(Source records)
++++

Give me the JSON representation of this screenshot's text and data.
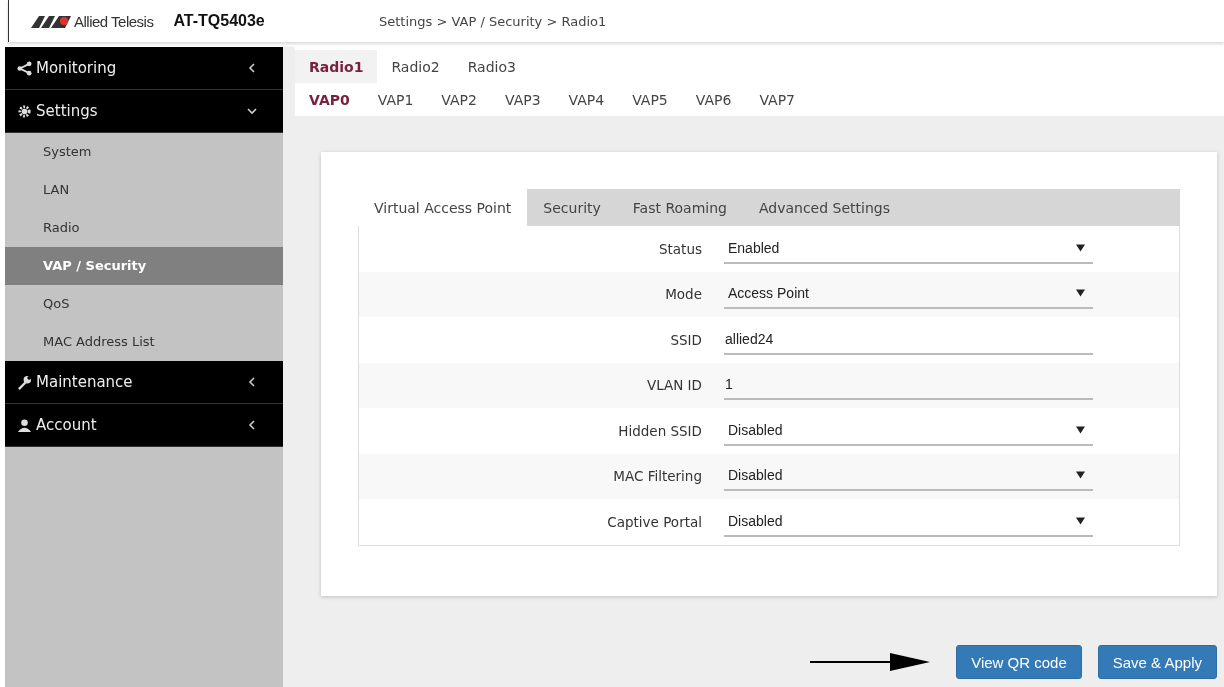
{
  "header": {
    "brand": "Allied Telesis",
    "model": "AT-TQ5403e",
    "breadcrumb": "Settings > VAP / Security > Radio1"
  },
  "sidebar": {
    "items": [
      {
        "label": "Monitoring",
        "expanded": false
      },
      {
        "label": "Settings",
        "expanded": true,
        "children": [
          {
            "label": "System",
            "selected": false
          },
          {
            "label": "LAN",
            "selected": false
          },
          {
            "label": "Radio",
            "selected": false
          },
          {
            "label": "VAP / Security",
            "selected": true
          },
          {
            "label": "QoS",
            "selected": false
          },
          {
            "label": "MAC Address List",
            "selected": false
          }
        ]
      },
      {
        "label": "Maintenance",
        "expanded": false
      },
      {
        "label": "Account",
        "expanded": false
      }
    ]
  },
  "radio_tabs": [
    {
      "label": "Radio1",
      "selected": true
    },
    {
      "label": "Radio2",
      "selected": false
    },
    {
      "label": "Radio3",
      "selected": false
    }
  ],
  "vap_tabs": [
    {
      "label": "VAP0",
      "selected": true
    },
    {
      "label": "VAP1",
      "selected": false
    },
    {
      "label": "VAP2",
      "selected": false
    },
    {
      "label": "VAP3",
      "selected": false
    },
    {
      "label": "VAP4",
      "selected": false
    },
    {
      "label": "VAP5",
      "selected": false
    },
    {
      "label": "VAP6",
      "selected": false
    },
    {
      "label": "VAP7",
      "selected": false
    }
  ],
  "form_tabs": [
    {
      "label": "Virtual Access Point",
      "selected": true
    },
    {
      "label": "Security",
      "selected": false
    },
    {
      "label": "Fast Roaming",
      "selected": false
    },
    {
      "label": "Advanced Settings",
      "selected": false
    }
  ],
  "fields": [
    {
      "label": "Status",
      "kind": "select",
      "value": "Enabled"
    },
    {
      "label": "Mode",
      "kind": "select",
      "value": "Access Point"
    },
    {
      "label": "SSID",
      "kind": "text",
      "value": "allied24"
    },
    {
      "label": "VLAN ID",
      "kind": "text",
      "value": "1"
    },
    {
      "label": "Hidden SSID",
      "kind": "select",
      "value": "Disabled"
    },
    {
      "label": "MAC Filtering",
      "kind": "select",
      "value": "Disabled"
    },
    {
      "label": "Captive Portal",
      "kind": "select",
      "value": "Disabled"
    }
  ],
  "buttons": [
    "View QR code",
    "Save & Apply"
  ]
}
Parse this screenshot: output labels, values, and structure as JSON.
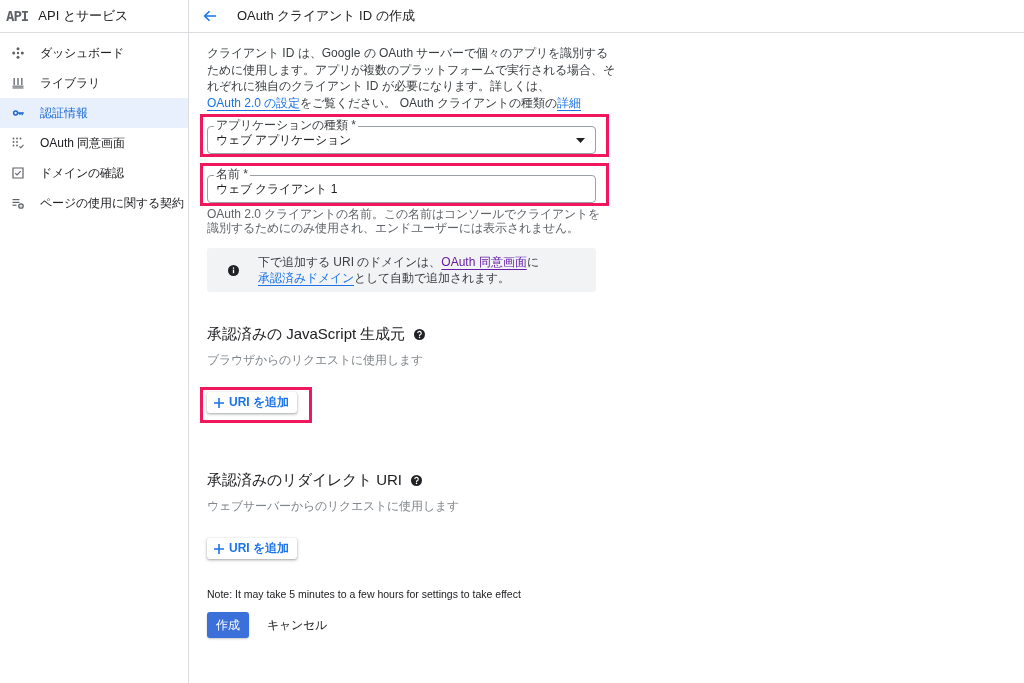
{
  "sidebar": {
    "logo": "API",
    "title": "API とサービス",
    "items": [
      {
        "label": "ダッシュボード",
        "selected": false
      },
      {
        "label": "ライブラリ",
        "selected": false
      },
      {
        "label": "認証情報",
        "selected": true
      },
      {
        "label": "OAuth 同意画面",
        "selected": false
      },
      {
        "label": "ドメインの確認",
        "selected": false
      },
      {
        "label": "ページの使用に関する契約",
        "selected": false
      }
    ]
  },
  "header": {
    "title": "OAuth クライアント ID の作成"
  },
  "intro": [
    {
      "kind": "text",
      "text": "クライアント ID は、Google の OAuth サーバーで個々のアプリを識別するために使用します。アプリが複数のプラットフォームで実行される場合、それぞれに独自のクライアント ID が必要になります。詳しくは、"
    },
    {
      "kind": "link",
      "text": "OAuth 2.0 の設定",
      "visited": false
    },
    {
      "kind": "text",
      "text": "をご覧ください。 OAuth クライアントの種類の"
    },
    {
      "kind": "link",
      "text": "詳細",
      "visited": false
    }
  ],
  "fields": [
    {
      "kind": "select",
      "label": "アプリケーションの種類 *",
      "value": "ウェブ アプリケーション",
      "highlighted": true
    },
    {
      "kind": "text",
      "label": "名前 *",
      "value": "ウェブ クライアント 1",
      "highlighted": true,
      "helper": "OAuth 2.0 クライアントの名前。この名前はコンソールでクライアントを識別するためにのみ使用され、エンドユーザーには表示されません。"
    }
  ],
  "notice": [
    {
      "kind": "text",
      "text": "下で追加する URI のドメインは、"
    },
    {
      "kind": "link",
      "text": "OAuth 同意画面",
      "visited": true
    },
    {
      "kind": "text",
      "text": "に"
    },
    {
      "kind": "link",
      "text": "承認済みドメイン",
      "visited": false
    },
    {
      "kind": "text",
      "text": "として自動で追加されます。"
    }
  ],
  "sections": [
    {
      "heading": "承認済みの JavaScript 生成元",
      "subtitle": "ブラウザからのリクエストに使用します",
      "add_button": {
        "label": "URI を追加",
        "highlighted": true
      }
    },
    {
      "heading": "承認済みのリダイレクト URI",
      "subtitle": "ウェブサーバーからのリクエストに使用します",
      "add_button": {
        "label": "URI を追加",
        "highlighted": false
      }
    }
  ],
  "note": "Note: It may take 5 minutes to a few hours for settings to take effect",
  "actions": [
    {
      "kind": "primary",
      "label": "作成"
    },
    {
      "kind": "text",
      "label": "キャンセル"
    }
  ]
}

++++

#### What to do:
Reproduce the data above in full, exactly as it is, with the pictures left out.

#### Output of the task:
Give me the JSON representation of this screenshot's text and data.
{
  "header": {
    "brand": "Allied Telesis",
    "model": "AT-TQ5403e",
    "breadcrumb": "Settings > VAP / Security > Radio1"
  },
  "sidebar": {
    "items": [
      {
        "label": "Monitoring",
        "expanded": false
      },
      {
        "label": "Settings",
        "expanded": true,
        "children": [
          {
            "label": "System",
            "selected": false
          },
          {
            "label": "LAN",
            "selected": false
          },
          {
            "label": "Radio",
            "selected": false
          },
          {
            "label": "VAP / Security",
            "selected": true
          },
          {
            "label": "QoS",
            "selected": false
          },
          {
            "label": "MAC Address List",
            "selected": false
          }
        ]
      },
      {
        "label": "Maintenance",
        "expanded": false
      },
      {
        "label": "Account",
        "expanded": false
      }
    ]
  },
  "radio_tabs": [
    {
      "label": "Radio1",
      "selected": true
    },
    {
      "label": "Radio2",
      "selected": false
    },
    {
      "label": "Radio3",
      "selected": false
    }
  ],
  "vap_tabs": [
    {
      "label": "VAP0",
      "selected": true
    },
    {
      "label": "VAP1",
      "selected": false
    },
    {
      "label": "VAP2",
      "selected": false
    },
    {
      "label": "VAP3",
      "selected": false
    },
    {
      "label": "VAP4",
      "selected": false
    },
    {
      "label": "VAP5",
      "selected": false
    },
    {
      "label": "VAP6",
      "selected": false
    },
    {
      "label": "VAP7",
      "selected": false
    }
  ],
  "form_tabs": [
    {
      "label": "Virtual Access Point",
      "selected": true
    },
    {
      "label": "Security",
      "selected": false
    },
    {
      "label": "Fast Roaming",
      "selected": false
    },
    {
      "label": "Advanced Settings",
      "selected": false
    }
  ],
  "fields": [
    {
      "label": "Status",
      "kind": "select",
      "value": "Enabled"
    },
    {
      "label": "Mode",
      "kind": "select",
      "value": "Access Point"
    },
    {
      "label": "SSID",
      "kind": "text",
      "value": "allied24"
    },
    {
      "label": "VLAN ID",
      "kind": "text",
      "value": "1"
    },
    {
      "label": "Hidden SSID",
      "kind": "select",
      "value": "Disabled"
    },
    {
      "label": "MAC Filtering",
      "kind": "select",
      "value": "Disabled"
    },
    {
      "label": "Captive Portal",
      "kind": "select",
      "value": "Disabled"
    }
  ],
  "buttons": [
    "View QR code",
    "Save & Apply"
  ]
}
Parse this screenshot: output labels, values, and structure as JSON.
{
  "sidebar": {
    "logo": "API",
    "title": "API とサービス",
    "items": [
      {
        "label": "ダッシュボード",
        "selected": false
      },
      {
        "label": "ライブラリ",
        "selected": false
      },
      {
        "label": "認証情報",
        "selected": true
      },
      {
        "label": "OAuth 同意画面",
        "selected": false
      },
      {
        "label": "ドメインの確認",
        "selected": false
      },
      {
        "label": "ページの使用に関する契約",
        "selected": false
      }
    ]
  },
  "header": {
    "title": "OAuth クライアント ID の作成"
  },
  "intro": [
    {
      "kind": "text",
      "text": "クライアント ID は、Google の OAuth サーバーで個々のアプリを識別するために使用します。アプリが複数のプラットフォームで実行される場合、それぞれに独自のクライアント ID が必要になります。詳しくは、"
    },
    {
      "kind": "link",
      "text": "OAuth 2.0 の設定",
      "visited": false
    },
    {
      "kind": "text",
      "text": "をご覧ください。 OAuth クライアントの種類の"
    },
    {
      "kind": "link",
      "text": "詳細",
      "visited": false
    }
  ],
  "fields": [
    {
      "kind": "select",
      "label": "アプリケーションの種類 *",
      "value": "ウェブ アプリケーション",
      "highlighted": true
    },
    {
      "kind": "text",
      "label": "名前 *",
      "value": "ウェブ クライアント 1",
      "highlighted": true,
      "helper": "OAuth 2.0 クライアントの名前。この名前はコンソールでクライアントを識別するためにのみ使用され、エンドユーザーには表示されません。"
    }
  ],
  "notice": [
    {
      "kind": "text",
      "text": "下で追加する URI のドメインは、"
    },
    {
      "kind": "link",
      "text": "OAuth 同意画面",
      "visited": true
    },
    {
      "kind": "text",
      "text": "に"
    },
    {
      "kind": "link",
      "text": "承認済みドメイン",
      "visited": false
    },
    {
      "kind": "text",
      "text": "として自動で追加されます。"
    }
  ],
  "sections": [
    {
      "heading": "承認済みの JavaScript 生成元",
      "subtitle": "ブラウザからのリクエストに使用します",
      "add_button": {
        "label": "URI を追加",
        "highlighted": true
      }
    },
    {
      "heading": "承認済みのリダイレクト URI",
      "subtitle": "ウェブサーバーからのリクエストに使用します",
      "add_button": {
        "label": "URI を追加",
        "highlighted": false
      }
    }
  ],
  "note": "Note: It may take 5 minutes to a few hours for settings to take effect",
  "actions": [
    {
      "kind": "primary",
      "label": "作成"
    },
    {
      "kind": "text",
      "label": "キャンセル"
    }
  ]
}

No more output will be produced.